- **Aim**
Search the data below for the string "созвучие". Extract every line that contains it.

- **Extracted entries**
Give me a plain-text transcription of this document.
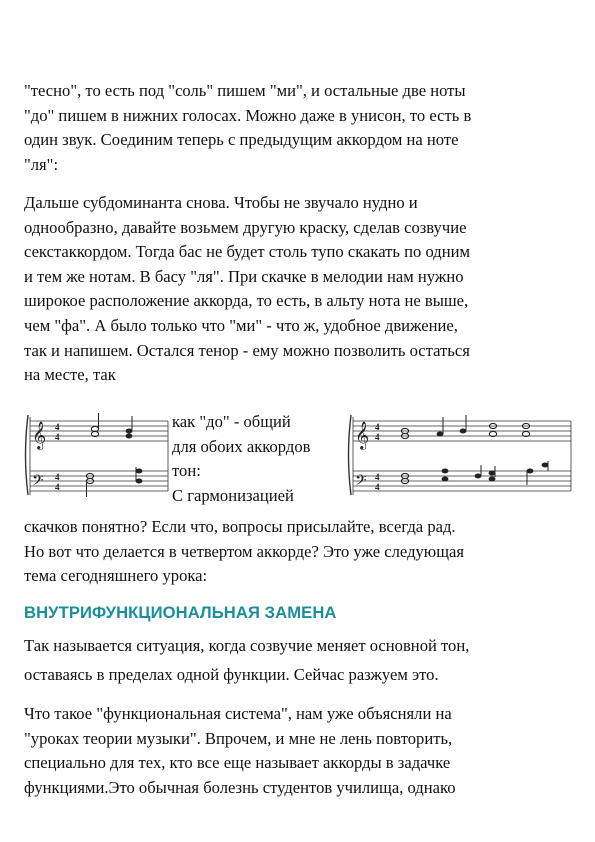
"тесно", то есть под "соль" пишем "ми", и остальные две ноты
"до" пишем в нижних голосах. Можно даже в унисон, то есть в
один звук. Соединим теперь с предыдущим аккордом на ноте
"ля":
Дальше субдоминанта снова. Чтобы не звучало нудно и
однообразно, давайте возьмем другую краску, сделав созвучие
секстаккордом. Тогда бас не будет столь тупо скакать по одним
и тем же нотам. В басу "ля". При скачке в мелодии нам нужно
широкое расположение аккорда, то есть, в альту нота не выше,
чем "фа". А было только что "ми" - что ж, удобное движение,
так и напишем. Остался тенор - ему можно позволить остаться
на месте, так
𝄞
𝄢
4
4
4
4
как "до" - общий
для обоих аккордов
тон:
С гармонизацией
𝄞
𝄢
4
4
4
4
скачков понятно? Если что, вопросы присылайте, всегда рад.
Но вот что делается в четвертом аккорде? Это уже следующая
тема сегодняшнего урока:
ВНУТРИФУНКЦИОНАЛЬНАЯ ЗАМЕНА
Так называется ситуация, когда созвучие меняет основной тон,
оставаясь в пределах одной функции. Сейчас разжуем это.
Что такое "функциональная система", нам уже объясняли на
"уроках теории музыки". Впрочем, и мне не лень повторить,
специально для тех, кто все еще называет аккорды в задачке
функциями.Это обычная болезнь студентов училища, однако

- **Solution to the exercise**
однообразно, давайте возьмем другую краску, сделав созвучие
Так называется ситуация, когда созвучие меняет основной тон,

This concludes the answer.